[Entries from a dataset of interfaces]

++++++++++

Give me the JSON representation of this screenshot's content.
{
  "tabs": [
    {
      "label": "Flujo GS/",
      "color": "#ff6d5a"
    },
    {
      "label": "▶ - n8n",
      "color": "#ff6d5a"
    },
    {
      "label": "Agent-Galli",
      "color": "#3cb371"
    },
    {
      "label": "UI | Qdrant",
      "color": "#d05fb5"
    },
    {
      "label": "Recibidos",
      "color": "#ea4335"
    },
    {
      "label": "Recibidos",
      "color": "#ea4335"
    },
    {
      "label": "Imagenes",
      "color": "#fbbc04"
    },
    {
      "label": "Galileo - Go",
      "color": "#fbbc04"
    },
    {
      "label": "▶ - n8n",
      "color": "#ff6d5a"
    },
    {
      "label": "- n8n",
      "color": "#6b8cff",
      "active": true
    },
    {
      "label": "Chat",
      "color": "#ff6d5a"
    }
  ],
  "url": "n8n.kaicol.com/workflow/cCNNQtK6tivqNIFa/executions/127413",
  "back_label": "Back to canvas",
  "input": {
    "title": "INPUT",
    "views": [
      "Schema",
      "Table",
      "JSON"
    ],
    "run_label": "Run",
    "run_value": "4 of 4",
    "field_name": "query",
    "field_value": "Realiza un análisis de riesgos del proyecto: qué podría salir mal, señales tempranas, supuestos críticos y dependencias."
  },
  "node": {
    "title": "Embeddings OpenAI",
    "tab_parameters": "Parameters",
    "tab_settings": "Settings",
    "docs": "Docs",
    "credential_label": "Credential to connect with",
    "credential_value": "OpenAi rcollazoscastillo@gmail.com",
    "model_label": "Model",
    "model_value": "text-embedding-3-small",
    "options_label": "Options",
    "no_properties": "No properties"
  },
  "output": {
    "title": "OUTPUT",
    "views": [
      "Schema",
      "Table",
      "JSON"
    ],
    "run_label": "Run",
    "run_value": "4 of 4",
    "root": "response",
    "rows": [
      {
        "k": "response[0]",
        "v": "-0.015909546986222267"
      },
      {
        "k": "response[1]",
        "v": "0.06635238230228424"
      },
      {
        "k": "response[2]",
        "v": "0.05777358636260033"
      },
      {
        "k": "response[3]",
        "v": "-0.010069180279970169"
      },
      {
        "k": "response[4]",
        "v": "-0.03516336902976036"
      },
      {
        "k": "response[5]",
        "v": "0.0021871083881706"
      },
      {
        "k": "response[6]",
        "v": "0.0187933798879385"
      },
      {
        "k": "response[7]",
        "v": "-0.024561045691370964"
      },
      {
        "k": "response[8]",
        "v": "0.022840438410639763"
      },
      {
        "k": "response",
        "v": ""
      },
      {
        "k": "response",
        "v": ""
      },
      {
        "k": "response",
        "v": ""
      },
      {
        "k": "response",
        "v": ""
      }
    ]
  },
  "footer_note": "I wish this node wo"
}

++++++++++

Please report every line in the entries above that holds the string "title".

**WRITTEN RESPONSE**
    "title": "INPUT",
    "title": "Embeddings OpenAI",
    "title": "OUTPUT",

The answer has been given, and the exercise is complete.